#### EXERCISE DESCRIPTION:
Return every entry exactly as written.
---
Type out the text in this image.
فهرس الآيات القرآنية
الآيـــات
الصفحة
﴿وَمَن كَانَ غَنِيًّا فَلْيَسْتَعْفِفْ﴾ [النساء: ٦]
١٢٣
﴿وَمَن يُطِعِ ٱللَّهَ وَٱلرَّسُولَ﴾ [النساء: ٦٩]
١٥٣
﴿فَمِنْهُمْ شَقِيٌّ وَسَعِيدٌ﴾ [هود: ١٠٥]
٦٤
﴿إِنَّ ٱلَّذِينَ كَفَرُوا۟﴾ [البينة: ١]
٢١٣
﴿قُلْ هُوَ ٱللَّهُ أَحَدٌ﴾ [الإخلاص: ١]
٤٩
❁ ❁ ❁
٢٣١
---
#### THE COMPLETED TASK:
Type out the text in this image.
فهرس الآيات القرآنية
الآيـــات
الصفحة
﴿وَمَن كَانَ غَنِيًّا فَلْيَسْتَعْفِفْ﴾ [النساء: ٦]
١٢٣
﴿وَمَن يُطِعِ ٱللَّهَ وَٱلرَّسُولَ﴾ [النساء: ٦٩]
١٥٣
﴿فَمِنْهُمْ شَقِيٌّ وَسَعِيدٌ﴾ [هود: ١٠٥]
٦٤
﴿إِنَّ ٱلَّذِينَ كَفَرُوا۟﴾ [البينة: ١]
٢١٣
﴿قُلْ هُوَ ٱللَّهُ أَحَدٌ﴾ [الإخلاص: ١]
٤٩
❁ ❁ ❁
٢٣١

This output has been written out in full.